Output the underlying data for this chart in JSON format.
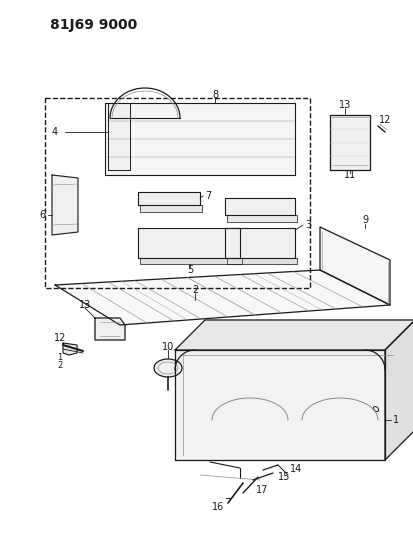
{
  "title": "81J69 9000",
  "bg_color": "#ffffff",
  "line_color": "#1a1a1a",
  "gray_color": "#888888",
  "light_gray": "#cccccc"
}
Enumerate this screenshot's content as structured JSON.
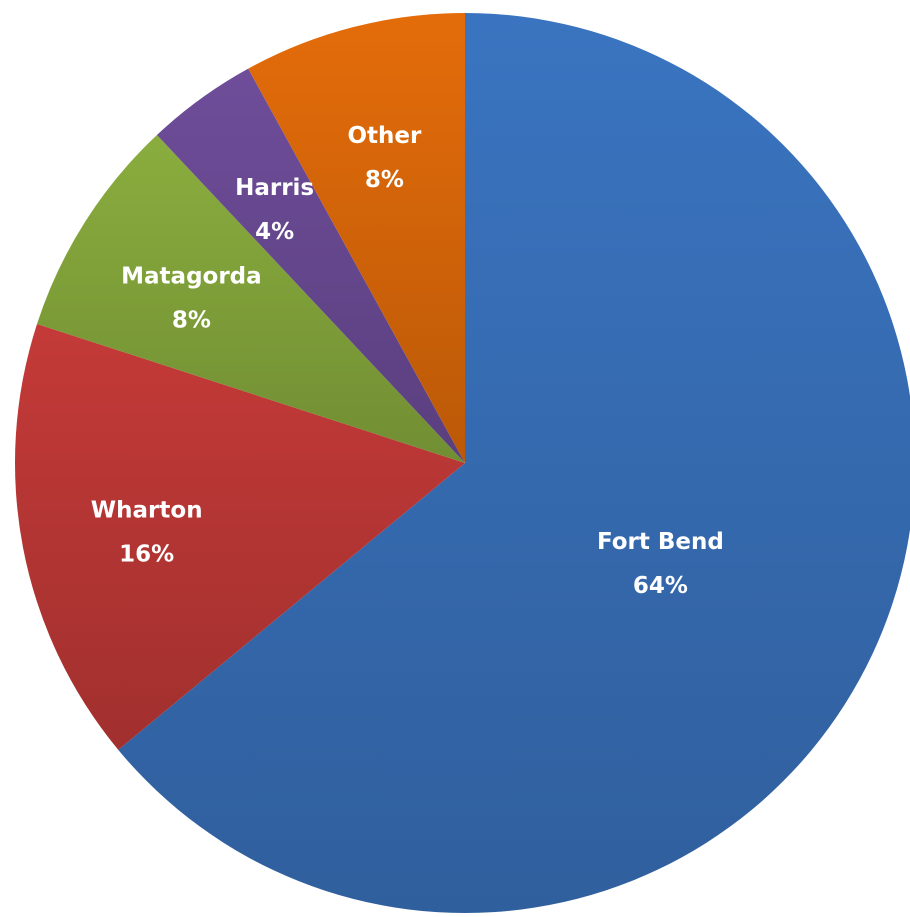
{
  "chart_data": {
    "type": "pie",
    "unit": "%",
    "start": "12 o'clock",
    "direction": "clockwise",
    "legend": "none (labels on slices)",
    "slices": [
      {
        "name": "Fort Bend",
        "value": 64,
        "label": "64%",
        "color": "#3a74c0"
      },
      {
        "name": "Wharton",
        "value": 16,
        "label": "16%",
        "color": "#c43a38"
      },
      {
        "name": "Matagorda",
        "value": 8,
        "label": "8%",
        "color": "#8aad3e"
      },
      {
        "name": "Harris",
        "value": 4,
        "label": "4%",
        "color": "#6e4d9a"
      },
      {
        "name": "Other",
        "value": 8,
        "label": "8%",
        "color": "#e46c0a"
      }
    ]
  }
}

...

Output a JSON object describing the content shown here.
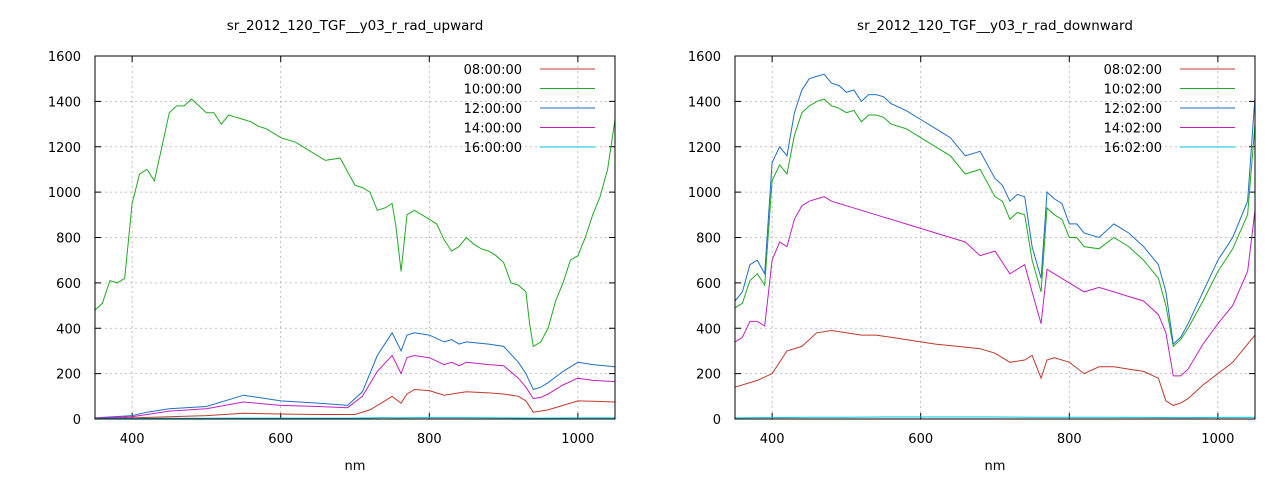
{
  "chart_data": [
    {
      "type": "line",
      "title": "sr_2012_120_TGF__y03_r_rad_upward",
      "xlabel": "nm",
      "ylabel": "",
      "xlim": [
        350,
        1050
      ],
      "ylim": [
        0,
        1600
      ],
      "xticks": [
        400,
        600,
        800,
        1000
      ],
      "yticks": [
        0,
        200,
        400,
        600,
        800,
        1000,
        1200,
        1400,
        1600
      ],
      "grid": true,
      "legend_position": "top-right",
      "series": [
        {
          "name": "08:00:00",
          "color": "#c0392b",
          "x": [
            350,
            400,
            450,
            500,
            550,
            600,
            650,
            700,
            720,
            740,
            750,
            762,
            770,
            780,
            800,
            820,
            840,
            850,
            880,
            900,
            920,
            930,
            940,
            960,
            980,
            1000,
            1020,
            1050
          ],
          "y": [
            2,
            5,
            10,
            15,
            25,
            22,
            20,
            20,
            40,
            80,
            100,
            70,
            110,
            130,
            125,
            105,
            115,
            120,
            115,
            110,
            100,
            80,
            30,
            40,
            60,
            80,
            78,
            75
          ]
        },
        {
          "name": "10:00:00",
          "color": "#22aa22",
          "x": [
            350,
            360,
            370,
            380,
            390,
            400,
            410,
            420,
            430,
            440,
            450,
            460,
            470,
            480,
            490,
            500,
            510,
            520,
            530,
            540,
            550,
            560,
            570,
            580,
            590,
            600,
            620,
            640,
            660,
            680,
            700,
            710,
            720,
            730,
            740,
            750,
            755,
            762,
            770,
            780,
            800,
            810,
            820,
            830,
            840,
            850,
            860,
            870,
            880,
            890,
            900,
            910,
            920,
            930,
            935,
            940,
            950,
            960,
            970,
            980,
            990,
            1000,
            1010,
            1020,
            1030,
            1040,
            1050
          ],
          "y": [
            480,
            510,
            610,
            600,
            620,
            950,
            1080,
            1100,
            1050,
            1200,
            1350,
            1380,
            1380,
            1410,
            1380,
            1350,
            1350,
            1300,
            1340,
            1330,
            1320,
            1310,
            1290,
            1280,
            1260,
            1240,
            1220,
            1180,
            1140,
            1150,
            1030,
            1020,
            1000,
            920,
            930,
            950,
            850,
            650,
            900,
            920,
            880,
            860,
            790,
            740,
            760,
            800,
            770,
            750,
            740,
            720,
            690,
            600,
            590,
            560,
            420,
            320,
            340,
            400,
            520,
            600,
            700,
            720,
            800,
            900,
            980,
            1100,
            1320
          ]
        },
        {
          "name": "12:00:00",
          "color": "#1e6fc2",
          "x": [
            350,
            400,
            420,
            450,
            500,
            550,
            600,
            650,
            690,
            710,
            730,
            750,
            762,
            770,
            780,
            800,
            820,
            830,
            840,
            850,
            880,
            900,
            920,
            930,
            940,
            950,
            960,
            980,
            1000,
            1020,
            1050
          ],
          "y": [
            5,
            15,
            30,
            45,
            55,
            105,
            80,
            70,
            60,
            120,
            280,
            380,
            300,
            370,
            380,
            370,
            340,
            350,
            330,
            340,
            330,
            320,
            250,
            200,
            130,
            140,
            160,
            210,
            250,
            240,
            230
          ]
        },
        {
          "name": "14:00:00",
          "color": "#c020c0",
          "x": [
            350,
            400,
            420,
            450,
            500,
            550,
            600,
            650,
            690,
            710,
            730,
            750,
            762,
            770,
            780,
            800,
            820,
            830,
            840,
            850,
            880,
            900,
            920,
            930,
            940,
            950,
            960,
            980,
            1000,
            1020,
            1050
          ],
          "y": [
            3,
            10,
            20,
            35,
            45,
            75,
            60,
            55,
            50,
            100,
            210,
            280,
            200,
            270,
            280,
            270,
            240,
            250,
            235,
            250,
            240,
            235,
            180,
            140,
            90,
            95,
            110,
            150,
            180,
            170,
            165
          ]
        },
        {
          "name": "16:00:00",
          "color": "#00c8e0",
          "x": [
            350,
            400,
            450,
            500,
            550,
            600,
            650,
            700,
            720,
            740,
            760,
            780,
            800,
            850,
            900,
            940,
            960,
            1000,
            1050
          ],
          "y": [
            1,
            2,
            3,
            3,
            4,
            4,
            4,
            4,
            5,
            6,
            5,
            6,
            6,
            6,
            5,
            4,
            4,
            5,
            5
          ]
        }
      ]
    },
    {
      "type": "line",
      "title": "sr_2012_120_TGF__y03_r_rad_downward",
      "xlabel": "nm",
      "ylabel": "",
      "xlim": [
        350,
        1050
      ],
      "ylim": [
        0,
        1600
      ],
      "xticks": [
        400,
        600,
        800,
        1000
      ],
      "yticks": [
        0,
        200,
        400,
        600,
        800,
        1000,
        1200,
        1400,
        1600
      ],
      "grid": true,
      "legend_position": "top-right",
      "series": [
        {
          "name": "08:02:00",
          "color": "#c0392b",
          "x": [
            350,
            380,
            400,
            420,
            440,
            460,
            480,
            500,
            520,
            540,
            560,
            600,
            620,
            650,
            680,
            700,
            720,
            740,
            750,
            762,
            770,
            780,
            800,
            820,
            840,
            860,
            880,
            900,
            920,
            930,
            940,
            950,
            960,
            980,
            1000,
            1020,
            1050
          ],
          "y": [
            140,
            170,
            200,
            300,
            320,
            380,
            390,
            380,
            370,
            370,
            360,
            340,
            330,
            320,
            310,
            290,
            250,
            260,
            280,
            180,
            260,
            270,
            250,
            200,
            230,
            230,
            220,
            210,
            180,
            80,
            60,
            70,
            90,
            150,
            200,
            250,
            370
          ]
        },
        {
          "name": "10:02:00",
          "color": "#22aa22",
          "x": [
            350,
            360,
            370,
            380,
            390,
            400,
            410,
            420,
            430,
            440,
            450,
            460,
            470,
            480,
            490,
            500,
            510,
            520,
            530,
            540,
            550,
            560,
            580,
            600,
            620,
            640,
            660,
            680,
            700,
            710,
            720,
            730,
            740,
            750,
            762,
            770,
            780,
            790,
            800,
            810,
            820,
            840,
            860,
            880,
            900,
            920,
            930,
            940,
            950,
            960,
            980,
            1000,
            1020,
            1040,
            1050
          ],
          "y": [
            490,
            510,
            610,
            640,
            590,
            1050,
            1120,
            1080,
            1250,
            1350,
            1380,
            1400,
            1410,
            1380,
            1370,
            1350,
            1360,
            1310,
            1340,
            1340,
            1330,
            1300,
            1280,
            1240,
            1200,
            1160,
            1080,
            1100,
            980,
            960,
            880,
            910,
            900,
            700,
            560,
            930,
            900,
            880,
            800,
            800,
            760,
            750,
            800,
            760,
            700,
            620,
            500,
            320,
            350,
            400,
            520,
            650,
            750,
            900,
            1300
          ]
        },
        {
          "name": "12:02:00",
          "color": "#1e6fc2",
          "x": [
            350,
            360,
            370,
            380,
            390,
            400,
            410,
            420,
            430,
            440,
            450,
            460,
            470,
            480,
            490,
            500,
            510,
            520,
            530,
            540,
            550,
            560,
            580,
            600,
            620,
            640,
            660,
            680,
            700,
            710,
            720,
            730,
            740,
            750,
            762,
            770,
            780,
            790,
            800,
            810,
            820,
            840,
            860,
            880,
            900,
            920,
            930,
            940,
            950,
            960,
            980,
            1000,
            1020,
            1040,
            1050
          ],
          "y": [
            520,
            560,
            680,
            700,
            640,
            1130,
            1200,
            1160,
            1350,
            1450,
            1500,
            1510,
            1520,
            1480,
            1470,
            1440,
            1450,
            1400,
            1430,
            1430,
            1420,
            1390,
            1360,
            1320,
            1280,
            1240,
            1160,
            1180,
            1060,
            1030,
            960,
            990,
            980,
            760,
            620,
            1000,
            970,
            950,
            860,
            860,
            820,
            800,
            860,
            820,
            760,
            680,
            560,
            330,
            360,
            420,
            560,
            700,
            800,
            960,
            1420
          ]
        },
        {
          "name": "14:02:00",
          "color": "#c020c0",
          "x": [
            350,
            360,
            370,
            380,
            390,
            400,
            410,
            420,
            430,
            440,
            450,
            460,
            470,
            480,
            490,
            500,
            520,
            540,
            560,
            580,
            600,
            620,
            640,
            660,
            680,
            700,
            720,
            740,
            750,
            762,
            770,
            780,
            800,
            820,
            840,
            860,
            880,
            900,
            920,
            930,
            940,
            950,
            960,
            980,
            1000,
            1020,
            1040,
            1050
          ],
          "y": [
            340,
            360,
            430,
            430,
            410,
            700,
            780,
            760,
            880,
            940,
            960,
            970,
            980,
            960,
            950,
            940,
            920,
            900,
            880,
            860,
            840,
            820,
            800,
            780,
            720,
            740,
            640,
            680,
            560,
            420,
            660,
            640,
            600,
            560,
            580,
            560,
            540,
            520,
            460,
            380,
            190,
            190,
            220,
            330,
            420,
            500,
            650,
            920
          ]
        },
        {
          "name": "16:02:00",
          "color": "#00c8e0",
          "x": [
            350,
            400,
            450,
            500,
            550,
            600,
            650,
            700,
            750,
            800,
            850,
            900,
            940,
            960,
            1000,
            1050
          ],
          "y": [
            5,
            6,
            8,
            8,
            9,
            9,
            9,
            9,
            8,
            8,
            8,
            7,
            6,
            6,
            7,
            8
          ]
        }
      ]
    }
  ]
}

--

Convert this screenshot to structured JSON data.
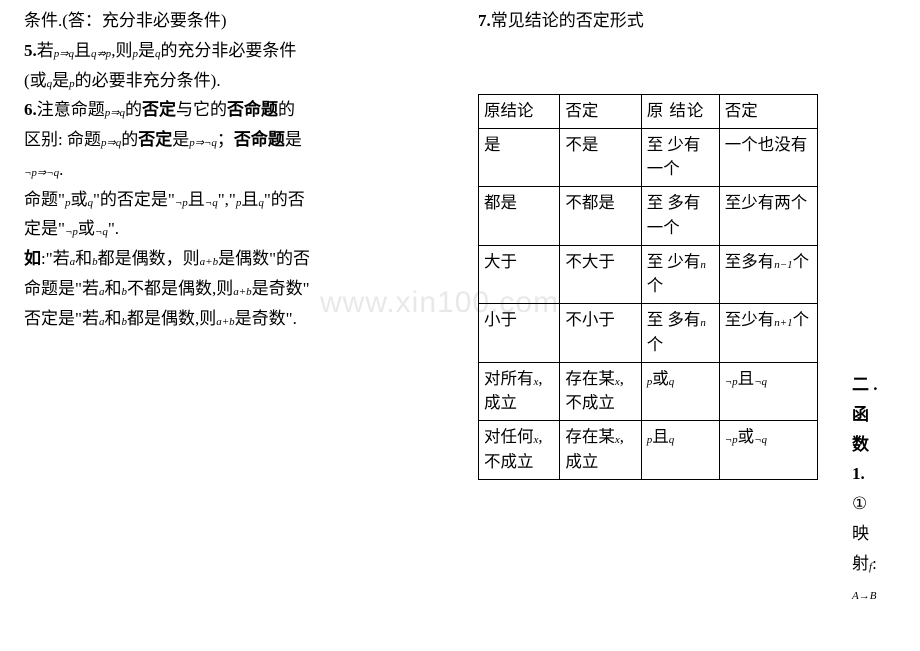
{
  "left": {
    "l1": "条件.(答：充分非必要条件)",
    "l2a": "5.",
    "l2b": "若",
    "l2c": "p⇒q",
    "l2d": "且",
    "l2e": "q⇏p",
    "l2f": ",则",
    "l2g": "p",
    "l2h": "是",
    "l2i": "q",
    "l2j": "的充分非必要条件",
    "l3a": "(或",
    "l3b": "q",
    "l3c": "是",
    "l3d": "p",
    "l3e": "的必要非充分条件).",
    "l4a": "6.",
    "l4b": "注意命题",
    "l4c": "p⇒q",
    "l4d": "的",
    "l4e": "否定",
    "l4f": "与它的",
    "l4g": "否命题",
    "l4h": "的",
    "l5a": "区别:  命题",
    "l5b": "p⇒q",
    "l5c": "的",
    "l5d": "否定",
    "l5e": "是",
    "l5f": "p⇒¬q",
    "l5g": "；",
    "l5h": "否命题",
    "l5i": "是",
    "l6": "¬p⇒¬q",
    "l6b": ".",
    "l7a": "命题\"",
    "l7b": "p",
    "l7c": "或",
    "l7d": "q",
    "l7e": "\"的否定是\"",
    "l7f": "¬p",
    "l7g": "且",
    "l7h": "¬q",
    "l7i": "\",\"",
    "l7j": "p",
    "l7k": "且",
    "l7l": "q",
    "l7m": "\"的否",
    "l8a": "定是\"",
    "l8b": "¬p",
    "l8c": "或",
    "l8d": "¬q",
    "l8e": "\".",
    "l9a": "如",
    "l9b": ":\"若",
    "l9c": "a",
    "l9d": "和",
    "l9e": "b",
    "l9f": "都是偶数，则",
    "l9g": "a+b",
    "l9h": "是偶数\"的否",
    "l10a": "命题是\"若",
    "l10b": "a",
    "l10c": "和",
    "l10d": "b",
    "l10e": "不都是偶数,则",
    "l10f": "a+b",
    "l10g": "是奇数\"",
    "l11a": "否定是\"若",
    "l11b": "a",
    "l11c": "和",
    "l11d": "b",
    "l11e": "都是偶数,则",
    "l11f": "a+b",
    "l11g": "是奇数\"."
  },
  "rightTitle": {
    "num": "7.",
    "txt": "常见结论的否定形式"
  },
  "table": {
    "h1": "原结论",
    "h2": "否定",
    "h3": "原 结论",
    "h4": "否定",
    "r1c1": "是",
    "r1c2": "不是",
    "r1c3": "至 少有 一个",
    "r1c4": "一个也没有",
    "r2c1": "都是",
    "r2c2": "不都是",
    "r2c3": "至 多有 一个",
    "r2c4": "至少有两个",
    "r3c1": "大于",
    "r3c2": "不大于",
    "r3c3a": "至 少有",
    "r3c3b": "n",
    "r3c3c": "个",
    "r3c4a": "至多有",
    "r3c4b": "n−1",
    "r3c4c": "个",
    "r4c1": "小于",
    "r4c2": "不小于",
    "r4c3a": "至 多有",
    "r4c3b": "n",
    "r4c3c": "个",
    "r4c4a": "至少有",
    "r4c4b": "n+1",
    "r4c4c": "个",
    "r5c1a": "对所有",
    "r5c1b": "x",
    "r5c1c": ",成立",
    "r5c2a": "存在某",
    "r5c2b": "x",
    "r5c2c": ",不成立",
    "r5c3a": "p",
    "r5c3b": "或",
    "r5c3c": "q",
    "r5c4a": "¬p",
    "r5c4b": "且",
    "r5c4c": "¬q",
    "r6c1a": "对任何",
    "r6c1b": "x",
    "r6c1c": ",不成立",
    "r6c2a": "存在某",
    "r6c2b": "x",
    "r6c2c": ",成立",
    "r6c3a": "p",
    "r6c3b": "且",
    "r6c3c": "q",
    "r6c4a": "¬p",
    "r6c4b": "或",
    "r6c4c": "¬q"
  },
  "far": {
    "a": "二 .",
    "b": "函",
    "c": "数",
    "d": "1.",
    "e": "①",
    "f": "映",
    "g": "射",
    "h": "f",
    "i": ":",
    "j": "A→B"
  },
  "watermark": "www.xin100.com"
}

» **Goal of the exercise**: Copy down every line of the material above that includes the string "screenshot".

» **Worked answer**:
Enumerate this screenshot's content as structured JSON.
Convert this screenshot to structured JSON data.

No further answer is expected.